Material to process:

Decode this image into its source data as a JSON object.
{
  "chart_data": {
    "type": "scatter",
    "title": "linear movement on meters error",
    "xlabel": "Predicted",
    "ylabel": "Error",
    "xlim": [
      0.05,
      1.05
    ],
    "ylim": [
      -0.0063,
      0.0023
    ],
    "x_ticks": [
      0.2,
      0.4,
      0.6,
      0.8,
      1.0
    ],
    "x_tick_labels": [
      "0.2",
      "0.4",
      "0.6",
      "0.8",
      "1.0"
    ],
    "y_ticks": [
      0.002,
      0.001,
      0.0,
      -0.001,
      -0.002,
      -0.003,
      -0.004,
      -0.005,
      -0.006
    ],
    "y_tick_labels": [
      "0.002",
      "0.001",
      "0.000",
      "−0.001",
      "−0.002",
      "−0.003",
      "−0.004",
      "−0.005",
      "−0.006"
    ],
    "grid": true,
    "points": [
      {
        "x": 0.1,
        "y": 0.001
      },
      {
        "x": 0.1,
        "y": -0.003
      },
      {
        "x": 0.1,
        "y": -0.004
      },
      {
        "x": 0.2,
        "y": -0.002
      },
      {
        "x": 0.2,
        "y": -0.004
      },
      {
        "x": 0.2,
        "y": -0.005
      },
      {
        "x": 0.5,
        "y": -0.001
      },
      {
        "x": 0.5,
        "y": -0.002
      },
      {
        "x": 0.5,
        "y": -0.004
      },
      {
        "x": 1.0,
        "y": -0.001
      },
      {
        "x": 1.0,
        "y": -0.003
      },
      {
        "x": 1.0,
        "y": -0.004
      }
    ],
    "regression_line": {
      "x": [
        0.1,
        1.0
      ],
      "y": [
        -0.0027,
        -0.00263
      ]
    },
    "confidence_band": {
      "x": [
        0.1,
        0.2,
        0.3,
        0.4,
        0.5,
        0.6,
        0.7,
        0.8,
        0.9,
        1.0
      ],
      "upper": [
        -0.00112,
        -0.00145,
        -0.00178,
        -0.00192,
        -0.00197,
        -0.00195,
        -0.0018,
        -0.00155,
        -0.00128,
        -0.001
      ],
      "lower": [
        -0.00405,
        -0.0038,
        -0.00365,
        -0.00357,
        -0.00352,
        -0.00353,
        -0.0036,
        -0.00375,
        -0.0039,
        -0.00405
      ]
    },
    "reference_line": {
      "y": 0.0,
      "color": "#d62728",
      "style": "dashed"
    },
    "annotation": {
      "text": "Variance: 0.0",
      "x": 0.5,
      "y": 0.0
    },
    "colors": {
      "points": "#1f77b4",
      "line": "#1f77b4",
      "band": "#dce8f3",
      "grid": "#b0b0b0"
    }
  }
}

Problem requirements: Print all of the data exactly as it was given.

Exercise result:
Decode this image into its source data as a JSON object.
{
  "chart_data": {
    "type": "scatter",
    "title": "linear movement on meters error",
    "xlabel": "Predicted",
    "ylabel": "Error",
    "xlim": [
      0.05,
      1.05
    ],
    "ylim": [
      -0.0063,
      0.0023
    ],
    "x_ticks": [
      0.2,
      0.4,
      0.6,
      0.8,
      1.0
    ],
    "x_tick_labels": [
      "0.2",
      "0.4",
      "0.6",
      "0.8",
      "1.0"
    ],
    "y_ticks": [
      0.002,
      0.001,
      0.0,
      -0.001,
      -0.002,
      -0.003,
      -0.004,
      -0.005,
      -0.006
    ],
    "y_tick_labels": [
      "0.002",
      "0.001",
      "0.000",
      "−0.001",
      "−0.002",
      "−0.003",
      "−0.004",
      "−0.005",
      "−0.006"
    ],
    "grid": true,
    "points": [
      {
        "x": 0.1,
        "y": 0.001
      },
      {
        "x": 0.1,
        "y": -0.003
      },
      {
        "x": 0.1,
        "y": -0.004
      },
      {
        "x": 0.2,
        "y": -0.002
      },
      {
        "x": 0.2,
        "y": -0.004
      },
      {
        "x": 0.2,
        "y": -0.005
      },
      {
        "x": 0.5,
        "y": -0.001
      },
      {
        "x": 0.5,
        "y": -0.002
      },
      {
        "x": 0.5,
        "y": -0.004
      },
      {
        "x": 1.0,
        "y": -0.001
      },
      {
        "x": 1.0,
        "y": -0.003
      },
      {
        "x": 1.0,
        "y": -0.004
      }
    ],
    "regression_line": {
      "x": [
        0.1,
        1.0
      ],
      "y": [
        -0.0027,
        -0.00263
      ]
    },
    "confidence_band": {
      "x": [
        0.1,
        0.2,
        0.3,
        0.4,
        0.5,
        0.6,
        0.7,
        0.8,
        0.9,
        1.0
      ],
      "upper": [
        -0.00112,
        -0.00145,
        -0.00178,
        -0.00192,
        -0.00197,
        -0.00195,
        -0.0018,
        -0.00155,
        -0.00128,
        -0.001
      ],
      "lower": [
        -0.00405,
        -0.0038,
        -0.00365,
        -0.00357,
        -0.00352,
        -0.00353,
        -0.0036,
        -0.00375,
        -0.0039,
        -0.00405
      ]
    },
    "reference_line": {
      "y": 0.0,
      "color": "#d62728",
      "style": "dashed"
    },
    "annotation": {
      "text": "Variance: 0.0",
      "x": 0.5,
      "y": 0.0
    },
    "colors": {
      "points": "#1f77b4",
      "line": "#1f77b4",
      "band": "#dce8f3",
      "grid": "#b0b0b0"
    }
  }
}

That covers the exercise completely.